GOAL OF THE EXERCISE - Show only lines that include "fuente".

───── MATERIAL TO PROCESS ─────

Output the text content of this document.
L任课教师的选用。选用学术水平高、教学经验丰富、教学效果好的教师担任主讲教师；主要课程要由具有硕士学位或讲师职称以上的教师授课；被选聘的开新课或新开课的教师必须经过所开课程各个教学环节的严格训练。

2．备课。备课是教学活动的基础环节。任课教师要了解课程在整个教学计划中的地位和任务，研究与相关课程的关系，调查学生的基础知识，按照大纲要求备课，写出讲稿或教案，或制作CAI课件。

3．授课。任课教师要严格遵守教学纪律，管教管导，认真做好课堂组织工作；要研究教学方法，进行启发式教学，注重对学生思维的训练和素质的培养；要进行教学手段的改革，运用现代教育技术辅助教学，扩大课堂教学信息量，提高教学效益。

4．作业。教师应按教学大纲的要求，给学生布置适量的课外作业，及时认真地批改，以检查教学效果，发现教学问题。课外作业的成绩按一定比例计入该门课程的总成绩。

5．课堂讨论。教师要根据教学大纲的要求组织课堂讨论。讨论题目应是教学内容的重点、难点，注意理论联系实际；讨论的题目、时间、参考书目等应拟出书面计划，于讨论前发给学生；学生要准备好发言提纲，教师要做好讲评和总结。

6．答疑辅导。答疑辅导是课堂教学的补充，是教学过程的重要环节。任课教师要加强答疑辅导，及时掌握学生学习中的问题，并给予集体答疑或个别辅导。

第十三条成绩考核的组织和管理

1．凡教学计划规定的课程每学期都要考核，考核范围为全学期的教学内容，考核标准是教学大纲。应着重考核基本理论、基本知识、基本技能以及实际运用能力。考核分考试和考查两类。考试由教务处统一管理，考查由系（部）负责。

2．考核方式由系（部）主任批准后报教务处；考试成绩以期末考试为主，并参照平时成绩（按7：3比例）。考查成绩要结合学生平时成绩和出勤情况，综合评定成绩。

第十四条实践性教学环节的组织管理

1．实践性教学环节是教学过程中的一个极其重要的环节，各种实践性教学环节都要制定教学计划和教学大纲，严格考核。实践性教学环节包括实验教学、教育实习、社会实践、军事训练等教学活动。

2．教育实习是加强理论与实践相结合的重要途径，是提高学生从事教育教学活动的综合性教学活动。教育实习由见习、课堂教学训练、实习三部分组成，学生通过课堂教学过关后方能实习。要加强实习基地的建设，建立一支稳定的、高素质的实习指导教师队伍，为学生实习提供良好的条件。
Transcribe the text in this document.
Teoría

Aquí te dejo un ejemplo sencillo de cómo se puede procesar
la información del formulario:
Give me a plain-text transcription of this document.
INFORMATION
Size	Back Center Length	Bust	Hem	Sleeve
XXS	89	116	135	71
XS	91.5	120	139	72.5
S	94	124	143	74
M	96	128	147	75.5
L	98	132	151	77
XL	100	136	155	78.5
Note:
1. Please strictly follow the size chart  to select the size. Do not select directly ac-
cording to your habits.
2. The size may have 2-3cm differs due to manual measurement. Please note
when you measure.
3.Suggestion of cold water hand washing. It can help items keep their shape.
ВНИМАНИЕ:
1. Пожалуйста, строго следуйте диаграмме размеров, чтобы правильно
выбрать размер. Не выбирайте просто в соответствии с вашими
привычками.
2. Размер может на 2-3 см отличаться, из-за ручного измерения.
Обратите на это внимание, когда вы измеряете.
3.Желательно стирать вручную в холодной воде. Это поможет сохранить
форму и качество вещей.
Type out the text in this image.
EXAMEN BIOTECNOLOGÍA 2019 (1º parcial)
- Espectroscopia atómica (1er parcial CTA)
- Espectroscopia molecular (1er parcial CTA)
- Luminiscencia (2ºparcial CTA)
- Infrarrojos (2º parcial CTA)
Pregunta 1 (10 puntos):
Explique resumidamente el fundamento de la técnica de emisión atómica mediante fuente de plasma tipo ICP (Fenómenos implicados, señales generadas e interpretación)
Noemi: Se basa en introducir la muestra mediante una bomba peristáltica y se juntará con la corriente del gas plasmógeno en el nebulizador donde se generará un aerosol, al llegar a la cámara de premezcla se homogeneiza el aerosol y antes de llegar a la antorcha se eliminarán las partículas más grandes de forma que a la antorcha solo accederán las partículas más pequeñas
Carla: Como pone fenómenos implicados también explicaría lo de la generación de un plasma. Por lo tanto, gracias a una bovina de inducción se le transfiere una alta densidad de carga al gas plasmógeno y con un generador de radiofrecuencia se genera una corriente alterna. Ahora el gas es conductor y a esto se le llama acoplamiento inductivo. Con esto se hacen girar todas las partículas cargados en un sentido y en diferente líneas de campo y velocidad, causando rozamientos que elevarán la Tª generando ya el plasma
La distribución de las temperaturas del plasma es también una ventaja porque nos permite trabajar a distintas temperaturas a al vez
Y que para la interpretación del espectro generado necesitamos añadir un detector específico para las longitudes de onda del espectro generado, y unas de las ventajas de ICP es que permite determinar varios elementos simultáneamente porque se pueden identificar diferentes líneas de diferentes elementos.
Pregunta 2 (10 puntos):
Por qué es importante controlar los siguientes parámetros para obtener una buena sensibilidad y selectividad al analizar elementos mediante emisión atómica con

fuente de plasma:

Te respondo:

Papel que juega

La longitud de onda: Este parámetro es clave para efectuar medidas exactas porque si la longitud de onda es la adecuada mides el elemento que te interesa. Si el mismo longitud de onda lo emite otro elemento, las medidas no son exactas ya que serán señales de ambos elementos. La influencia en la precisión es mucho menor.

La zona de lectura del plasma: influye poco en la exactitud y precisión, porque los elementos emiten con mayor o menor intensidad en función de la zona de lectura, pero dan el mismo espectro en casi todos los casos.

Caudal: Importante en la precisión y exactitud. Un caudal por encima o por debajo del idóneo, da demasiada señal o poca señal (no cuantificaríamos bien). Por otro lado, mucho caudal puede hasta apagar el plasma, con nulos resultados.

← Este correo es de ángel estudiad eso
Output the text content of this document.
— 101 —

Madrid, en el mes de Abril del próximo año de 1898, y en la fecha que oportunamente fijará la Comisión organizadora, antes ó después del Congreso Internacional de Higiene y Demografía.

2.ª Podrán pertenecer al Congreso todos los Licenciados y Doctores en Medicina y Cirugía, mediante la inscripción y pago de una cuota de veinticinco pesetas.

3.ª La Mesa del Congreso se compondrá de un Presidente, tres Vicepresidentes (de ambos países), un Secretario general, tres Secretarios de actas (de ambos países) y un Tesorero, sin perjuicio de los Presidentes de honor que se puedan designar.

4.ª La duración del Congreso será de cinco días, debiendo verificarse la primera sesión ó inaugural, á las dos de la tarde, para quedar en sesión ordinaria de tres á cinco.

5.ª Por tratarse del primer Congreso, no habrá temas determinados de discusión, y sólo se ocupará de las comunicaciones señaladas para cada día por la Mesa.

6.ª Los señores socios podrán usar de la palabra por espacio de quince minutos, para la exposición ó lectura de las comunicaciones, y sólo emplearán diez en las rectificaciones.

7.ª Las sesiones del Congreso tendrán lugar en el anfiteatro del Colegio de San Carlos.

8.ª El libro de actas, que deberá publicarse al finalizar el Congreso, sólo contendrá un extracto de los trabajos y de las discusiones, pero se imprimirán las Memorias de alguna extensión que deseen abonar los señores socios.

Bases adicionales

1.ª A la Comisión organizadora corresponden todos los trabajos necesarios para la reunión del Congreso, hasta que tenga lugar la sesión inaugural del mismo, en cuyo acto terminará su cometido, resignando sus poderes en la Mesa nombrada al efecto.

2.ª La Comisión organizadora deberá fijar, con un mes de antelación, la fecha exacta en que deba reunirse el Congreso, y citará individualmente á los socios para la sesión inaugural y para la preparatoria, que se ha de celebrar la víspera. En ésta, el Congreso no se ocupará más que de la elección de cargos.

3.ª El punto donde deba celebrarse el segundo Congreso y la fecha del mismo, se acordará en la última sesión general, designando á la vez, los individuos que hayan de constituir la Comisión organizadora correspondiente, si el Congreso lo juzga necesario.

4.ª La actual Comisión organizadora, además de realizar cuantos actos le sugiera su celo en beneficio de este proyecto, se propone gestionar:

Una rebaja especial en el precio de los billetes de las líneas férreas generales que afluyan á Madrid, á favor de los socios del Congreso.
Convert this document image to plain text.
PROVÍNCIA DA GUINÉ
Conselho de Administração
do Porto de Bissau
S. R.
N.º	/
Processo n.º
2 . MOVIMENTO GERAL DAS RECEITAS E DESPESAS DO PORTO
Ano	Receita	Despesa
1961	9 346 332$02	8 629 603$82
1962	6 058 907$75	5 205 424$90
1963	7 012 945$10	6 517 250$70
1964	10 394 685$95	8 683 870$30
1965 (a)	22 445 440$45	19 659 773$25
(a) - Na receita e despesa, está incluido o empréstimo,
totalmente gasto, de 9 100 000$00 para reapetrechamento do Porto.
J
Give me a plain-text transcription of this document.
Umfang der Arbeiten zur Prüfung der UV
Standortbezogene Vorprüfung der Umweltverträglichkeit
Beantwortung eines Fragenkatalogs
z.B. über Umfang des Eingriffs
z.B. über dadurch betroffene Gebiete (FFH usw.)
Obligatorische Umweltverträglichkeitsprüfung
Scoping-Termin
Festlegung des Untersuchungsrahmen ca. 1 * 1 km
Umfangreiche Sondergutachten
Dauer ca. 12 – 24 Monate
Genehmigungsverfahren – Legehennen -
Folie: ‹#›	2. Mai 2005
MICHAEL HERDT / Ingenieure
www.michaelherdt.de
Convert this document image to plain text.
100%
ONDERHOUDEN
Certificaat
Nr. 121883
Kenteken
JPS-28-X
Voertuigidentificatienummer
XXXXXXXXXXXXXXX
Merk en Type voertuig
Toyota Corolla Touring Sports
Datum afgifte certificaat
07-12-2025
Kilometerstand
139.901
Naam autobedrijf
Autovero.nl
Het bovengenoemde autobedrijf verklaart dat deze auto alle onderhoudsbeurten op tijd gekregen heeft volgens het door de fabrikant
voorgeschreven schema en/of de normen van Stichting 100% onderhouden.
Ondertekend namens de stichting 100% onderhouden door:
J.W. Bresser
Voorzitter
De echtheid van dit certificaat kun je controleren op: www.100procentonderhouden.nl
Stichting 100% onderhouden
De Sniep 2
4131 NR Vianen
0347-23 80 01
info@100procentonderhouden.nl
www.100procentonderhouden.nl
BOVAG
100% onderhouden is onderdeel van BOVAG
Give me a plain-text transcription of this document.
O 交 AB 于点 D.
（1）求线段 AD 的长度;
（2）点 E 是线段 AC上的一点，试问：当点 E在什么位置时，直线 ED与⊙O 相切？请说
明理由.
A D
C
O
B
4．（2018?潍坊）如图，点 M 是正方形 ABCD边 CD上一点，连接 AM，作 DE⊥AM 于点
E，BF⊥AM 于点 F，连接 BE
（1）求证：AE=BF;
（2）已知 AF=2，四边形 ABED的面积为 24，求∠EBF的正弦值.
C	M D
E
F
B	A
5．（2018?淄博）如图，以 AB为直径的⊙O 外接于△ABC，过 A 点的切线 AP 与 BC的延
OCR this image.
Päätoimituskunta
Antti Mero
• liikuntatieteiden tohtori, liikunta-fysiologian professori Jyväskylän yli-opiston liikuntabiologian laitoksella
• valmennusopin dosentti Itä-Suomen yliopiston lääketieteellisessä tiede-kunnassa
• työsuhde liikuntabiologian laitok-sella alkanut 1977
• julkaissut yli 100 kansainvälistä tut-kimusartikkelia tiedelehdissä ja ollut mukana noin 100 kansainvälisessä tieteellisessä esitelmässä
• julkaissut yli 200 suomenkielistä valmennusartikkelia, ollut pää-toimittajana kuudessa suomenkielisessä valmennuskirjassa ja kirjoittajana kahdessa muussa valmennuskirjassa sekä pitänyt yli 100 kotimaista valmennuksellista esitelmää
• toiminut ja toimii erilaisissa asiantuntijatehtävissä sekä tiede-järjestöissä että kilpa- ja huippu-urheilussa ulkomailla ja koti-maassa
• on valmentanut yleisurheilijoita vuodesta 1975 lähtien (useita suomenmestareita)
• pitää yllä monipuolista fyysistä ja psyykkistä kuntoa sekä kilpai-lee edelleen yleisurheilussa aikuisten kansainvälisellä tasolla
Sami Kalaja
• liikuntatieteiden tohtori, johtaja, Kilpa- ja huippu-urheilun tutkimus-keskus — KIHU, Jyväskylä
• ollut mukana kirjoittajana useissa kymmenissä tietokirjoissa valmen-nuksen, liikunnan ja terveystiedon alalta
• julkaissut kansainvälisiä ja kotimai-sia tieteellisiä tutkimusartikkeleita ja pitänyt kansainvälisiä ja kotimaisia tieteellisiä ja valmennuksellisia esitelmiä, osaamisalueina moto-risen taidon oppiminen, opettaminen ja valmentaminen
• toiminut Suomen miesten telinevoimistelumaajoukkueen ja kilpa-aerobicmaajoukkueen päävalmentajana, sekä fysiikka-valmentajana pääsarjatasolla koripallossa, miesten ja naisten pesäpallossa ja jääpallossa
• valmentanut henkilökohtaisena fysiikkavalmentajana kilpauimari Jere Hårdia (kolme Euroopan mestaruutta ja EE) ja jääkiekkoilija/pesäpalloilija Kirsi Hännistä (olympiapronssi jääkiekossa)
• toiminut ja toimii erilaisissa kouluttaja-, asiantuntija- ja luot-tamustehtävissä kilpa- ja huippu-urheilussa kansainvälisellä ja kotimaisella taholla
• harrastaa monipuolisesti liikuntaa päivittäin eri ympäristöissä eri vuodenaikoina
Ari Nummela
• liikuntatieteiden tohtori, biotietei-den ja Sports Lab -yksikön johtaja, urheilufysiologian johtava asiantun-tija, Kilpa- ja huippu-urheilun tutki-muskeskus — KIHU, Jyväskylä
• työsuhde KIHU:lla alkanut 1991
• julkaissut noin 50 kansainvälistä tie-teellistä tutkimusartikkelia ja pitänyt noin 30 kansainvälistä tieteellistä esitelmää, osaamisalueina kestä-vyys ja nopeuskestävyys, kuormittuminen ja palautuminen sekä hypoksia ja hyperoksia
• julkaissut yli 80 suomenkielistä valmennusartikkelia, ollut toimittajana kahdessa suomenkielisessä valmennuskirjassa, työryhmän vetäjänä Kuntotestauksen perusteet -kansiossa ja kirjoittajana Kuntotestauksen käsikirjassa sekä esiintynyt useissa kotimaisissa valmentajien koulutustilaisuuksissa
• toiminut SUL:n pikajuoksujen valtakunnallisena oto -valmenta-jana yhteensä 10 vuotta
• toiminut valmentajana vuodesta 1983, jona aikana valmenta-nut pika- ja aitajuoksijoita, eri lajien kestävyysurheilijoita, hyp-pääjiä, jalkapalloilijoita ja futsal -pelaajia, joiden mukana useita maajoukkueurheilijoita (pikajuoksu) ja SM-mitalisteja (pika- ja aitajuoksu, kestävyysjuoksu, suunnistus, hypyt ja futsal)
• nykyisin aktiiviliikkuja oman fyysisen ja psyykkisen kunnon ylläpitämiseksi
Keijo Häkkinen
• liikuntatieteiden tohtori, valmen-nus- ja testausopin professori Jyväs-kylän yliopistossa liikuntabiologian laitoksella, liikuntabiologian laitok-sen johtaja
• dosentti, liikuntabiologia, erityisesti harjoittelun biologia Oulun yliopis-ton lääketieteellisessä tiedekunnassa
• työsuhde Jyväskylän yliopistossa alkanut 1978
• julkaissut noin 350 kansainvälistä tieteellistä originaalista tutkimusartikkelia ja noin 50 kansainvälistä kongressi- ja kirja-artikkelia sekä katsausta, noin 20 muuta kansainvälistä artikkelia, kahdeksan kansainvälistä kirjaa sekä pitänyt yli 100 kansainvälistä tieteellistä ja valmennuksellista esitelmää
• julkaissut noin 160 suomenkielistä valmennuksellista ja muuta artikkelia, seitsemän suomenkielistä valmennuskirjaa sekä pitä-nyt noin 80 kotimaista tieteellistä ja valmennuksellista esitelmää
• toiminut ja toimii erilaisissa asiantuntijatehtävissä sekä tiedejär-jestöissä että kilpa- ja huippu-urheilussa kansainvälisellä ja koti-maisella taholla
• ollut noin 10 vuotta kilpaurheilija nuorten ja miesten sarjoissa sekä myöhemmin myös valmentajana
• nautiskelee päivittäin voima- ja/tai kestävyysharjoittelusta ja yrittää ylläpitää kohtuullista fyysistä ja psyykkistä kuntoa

─────

RESULT -
Explique resumidamente el fundamento de la técnica de emisión atómica mediante fuente de plasma tipo ICP (Fenómenos implicados, señales generadas e interpretación)
fuente de plasma:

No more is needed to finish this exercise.